_ITEMS_:
════

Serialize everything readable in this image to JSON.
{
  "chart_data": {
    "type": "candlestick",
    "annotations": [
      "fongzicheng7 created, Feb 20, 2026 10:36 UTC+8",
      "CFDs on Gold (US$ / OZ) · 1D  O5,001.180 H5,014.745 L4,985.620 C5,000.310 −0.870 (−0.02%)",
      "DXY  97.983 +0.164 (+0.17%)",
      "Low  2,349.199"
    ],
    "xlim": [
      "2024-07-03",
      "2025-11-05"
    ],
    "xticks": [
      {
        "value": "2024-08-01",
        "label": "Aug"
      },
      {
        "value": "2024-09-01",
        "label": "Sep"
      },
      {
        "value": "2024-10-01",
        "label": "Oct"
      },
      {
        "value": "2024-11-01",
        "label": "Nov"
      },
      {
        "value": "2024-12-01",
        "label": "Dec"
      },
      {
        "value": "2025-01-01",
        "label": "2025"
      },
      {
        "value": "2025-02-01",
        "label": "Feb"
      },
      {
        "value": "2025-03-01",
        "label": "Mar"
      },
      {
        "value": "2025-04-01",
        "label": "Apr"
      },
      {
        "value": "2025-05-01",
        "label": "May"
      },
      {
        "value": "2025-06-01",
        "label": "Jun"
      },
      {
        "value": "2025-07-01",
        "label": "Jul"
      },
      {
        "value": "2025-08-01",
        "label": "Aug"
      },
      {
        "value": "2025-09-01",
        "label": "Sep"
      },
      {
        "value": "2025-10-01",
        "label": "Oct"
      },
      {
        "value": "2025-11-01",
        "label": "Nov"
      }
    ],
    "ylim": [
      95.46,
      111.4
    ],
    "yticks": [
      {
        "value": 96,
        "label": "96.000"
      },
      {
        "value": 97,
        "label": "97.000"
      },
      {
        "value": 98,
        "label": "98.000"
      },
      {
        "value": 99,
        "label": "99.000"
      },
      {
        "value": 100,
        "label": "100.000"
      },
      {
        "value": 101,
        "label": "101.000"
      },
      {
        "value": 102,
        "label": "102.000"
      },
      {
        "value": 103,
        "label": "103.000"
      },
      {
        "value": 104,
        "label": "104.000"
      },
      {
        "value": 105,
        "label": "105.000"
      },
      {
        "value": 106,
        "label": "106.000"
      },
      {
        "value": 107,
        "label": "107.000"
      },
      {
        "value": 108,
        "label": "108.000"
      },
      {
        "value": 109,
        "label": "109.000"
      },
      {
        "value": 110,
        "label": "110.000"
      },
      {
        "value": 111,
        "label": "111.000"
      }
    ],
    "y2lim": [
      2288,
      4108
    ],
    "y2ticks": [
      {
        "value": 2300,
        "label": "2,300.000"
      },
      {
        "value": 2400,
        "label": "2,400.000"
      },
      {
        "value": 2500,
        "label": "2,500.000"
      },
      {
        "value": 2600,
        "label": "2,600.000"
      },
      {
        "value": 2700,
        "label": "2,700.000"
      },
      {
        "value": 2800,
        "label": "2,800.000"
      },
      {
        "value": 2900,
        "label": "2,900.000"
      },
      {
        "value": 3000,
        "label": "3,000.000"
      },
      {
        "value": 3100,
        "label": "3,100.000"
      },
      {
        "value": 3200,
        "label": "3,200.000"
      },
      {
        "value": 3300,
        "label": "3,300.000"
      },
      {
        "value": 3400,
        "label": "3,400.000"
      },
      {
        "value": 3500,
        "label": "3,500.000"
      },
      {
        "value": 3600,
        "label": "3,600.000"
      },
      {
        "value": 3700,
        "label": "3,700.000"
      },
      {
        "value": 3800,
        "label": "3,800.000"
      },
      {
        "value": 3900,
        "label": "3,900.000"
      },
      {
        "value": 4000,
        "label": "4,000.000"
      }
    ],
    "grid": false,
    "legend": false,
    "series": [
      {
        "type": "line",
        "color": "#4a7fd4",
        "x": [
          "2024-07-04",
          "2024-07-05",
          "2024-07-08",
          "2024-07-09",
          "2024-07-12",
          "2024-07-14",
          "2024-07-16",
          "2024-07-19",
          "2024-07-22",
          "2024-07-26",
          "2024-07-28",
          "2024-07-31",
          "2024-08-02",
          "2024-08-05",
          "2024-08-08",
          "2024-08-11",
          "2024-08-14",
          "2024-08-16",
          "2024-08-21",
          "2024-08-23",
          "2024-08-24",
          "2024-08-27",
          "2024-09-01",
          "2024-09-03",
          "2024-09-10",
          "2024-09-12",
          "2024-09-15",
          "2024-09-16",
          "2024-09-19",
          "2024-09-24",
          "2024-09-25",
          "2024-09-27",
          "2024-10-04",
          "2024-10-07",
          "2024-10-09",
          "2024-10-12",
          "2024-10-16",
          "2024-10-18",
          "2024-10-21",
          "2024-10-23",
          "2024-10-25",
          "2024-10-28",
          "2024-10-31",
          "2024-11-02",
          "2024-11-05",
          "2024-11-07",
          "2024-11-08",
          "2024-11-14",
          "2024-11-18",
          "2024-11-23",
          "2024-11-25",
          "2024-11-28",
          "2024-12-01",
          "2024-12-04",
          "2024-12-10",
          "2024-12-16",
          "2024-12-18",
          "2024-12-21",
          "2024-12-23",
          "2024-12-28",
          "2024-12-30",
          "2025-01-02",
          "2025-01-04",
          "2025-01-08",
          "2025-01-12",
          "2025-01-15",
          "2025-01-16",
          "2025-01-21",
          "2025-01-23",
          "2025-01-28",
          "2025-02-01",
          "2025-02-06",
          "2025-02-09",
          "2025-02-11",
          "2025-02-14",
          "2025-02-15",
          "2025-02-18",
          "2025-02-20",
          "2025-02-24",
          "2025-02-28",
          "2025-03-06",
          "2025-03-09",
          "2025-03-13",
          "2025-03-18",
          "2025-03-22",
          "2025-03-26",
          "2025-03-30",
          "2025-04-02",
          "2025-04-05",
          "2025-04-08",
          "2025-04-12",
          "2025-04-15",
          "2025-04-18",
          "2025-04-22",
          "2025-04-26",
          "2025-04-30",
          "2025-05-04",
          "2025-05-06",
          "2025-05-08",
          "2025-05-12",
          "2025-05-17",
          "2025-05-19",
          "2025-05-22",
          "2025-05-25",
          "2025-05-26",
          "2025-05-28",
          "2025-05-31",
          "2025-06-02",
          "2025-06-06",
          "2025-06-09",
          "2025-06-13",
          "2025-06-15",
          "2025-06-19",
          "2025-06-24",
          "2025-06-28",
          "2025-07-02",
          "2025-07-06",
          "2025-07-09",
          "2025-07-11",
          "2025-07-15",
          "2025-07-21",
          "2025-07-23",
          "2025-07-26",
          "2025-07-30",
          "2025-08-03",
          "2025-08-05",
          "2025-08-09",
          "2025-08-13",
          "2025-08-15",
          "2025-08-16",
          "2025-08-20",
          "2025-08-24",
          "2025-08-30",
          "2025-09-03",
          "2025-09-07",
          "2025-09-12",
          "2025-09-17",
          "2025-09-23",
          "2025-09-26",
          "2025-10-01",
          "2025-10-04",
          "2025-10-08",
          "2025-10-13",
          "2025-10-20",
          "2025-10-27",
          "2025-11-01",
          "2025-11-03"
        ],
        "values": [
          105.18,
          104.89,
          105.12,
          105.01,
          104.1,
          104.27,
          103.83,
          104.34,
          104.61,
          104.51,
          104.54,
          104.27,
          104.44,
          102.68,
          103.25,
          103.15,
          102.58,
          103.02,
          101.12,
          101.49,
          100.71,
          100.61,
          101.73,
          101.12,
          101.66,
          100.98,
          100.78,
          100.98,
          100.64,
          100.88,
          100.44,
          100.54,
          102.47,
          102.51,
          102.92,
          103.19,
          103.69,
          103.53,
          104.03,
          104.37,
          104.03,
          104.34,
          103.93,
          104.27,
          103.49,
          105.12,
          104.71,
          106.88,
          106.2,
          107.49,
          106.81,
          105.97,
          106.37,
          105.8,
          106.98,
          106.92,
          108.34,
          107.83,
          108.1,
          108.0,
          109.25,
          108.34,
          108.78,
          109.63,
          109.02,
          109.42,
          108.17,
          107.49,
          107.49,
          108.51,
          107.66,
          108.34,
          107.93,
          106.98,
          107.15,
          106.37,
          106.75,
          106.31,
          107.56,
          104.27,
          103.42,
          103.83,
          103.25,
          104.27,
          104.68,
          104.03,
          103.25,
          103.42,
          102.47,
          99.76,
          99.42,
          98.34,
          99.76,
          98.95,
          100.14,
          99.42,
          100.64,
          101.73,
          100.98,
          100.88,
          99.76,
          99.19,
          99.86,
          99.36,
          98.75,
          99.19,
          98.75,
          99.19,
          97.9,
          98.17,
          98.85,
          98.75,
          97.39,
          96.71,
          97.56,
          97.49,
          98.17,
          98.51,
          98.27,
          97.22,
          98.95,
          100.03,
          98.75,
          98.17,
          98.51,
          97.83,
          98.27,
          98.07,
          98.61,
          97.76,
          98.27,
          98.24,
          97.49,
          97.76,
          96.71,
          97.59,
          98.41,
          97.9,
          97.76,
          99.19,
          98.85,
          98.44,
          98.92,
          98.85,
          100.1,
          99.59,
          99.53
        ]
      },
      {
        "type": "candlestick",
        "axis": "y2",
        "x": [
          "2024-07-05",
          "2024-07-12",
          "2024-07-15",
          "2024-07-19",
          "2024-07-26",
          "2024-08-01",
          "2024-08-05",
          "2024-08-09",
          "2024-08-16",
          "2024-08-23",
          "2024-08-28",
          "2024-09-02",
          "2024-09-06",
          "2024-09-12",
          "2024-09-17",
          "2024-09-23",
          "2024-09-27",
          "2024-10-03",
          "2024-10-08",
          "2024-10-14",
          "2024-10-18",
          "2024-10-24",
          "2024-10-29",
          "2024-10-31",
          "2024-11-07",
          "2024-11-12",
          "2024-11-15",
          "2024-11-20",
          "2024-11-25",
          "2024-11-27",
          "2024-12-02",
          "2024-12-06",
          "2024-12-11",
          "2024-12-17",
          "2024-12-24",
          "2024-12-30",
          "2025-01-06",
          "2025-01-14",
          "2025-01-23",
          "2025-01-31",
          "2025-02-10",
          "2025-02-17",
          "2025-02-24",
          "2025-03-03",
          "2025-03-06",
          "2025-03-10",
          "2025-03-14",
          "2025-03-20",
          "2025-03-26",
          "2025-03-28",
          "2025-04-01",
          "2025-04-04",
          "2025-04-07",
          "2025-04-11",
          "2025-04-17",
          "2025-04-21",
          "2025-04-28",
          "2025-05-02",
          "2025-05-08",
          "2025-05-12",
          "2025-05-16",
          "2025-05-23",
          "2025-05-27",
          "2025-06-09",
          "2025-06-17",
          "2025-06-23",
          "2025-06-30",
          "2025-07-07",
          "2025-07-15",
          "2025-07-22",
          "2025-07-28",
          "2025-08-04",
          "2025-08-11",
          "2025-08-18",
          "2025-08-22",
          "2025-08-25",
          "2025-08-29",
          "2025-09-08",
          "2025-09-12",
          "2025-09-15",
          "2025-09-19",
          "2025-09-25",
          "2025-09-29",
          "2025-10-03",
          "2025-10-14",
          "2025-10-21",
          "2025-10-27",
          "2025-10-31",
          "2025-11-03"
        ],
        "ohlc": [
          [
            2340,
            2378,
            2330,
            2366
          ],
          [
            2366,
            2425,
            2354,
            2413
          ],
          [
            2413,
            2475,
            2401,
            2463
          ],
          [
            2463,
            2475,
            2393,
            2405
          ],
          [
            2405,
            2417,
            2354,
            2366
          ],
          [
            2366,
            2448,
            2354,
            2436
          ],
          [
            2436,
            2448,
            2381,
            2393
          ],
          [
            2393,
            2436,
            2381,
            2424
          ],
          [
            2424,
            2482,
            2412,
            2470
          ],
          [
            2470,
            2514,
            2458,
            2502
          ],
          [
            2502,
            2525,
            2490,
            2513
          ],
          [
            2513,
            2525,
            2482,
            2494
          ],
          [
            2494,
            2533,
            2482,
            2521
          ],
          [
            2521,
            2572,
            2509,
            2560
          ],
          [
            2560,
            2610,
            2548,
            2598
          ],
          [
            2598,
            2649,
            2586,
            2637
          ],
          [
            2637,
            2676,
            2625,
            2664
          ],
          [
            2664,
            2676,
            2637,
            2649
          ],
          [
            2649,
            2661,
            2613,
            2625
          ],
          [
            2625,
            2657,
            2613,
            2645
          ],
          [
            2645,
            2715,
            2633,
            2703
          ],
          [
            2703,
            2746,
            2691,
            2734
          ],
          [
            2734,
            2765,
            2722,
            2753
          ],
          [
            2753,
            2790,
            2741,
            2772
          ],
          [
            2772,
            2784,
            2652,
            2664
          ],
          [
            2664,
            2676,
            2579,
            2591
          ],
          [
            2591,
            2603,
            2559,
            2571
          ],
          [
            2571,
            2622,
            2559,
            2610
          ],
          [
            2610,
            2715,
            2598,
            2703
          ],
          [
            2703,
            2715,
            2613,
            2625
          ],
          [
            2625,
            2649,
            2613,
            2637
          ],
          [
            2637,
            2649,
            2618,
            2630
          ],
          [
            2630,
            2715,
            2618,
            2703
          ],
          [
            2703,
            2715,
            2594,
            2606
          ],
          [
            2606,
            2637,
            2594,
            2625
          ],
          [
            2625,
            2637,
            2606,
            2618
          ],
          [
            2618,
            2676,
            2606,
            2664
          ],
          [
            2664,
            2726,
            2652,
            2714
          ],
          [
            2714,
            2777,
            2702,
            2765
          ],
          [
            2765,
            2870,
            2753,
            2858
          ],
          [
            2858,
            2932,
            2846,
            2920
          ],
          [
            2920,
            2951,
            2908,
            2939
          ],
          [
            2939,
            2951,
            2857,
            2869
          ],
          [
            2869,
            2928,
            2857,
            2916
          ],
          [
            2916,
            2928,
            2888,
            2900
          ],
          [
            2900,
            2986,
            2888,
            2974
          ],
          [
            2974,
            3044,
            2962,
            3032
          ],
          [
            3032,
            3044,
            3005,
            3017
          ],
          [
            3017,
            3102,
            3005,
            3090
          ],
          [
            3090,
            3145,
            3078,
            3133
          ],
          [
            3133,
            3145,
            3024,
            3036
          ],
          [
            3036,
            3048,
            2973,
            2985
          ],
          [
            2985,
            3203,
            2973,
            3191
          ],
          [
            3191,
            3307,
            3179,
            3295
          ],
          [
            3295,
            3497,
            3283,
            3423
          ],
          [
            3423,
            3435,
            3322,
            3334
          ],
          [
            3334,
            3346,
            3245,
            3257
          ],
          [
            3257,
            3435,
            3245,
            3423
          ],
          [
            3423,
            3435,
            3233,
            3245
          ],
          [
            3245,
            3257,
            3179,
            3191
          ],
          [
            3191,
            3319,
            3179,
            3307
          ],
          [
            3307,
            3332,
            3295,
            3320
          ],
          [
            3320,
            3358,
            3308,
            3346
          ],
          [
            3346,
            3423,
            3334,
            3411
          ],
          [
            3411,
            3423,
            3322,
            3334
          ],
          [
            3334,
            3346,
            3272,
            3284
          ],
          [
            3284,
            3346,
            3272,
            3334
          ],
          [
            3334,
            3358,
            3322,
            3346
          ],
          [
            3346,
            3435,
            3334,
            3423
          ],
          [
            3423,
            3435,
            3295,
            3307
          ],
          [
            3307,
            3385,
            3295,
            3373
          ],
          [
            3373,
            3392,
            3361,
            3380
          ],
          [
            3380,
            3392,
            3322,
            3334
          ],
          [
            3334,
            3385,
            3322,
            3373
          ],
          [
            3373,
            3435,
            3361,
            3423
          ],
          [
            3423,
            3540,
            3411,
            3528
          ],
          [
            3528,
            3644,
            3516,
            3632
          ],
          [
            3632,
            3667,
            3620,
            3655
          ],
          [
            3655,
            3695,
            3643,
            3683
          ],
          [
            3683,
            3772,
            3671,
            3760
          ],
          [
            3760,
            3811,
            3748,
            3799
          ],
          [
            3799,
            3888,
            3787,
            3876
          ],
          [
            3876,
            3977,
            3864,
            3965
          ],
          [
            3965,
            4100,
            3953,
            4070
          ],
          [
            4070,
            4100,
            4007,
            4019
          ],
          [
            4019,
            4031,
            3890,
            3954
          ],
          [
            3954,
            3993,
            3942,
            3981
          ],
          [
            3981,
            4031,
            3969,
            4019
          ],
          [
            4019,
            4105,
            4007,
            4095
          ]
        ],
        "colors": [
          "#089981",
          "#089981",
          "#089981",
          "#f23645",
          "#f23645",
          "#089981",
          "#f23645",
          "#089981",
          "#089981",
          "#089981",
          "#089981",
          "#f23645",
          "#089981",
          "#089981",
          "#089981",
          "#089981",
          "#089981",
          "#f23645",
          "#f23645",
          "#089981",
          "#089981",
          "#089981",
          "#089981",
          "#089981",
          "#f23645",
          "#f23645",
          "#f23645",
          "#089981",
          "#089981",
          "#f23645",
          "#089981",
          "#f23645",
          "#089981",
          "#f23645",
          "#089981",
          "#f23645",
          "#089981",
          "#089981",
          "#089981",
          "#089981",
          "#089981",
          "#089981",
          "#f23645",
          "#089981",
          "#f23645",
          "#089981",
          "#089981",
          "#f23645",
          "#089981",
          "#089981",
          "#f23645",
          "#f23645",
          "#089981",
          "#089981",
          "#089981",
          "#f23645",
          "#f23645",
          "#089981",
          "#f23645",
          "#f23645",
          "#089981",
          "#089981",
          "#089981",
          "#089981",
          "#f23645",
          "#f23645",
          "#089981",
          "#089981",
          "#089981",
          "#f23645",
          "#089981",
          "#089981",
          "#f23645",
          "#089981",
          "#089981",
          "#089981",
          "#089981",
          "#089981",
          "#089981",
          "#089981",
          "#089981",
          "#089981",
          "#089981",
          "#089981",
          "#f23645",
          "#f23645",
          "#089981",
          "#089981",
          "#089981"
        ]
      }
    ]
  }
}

════

_EXERCISE_: Search the data for "type". Copy every line that has it.

_FULL OUTPUT_:
    "type": "candlestick",
        "type": "line",
        "type": "candlestick",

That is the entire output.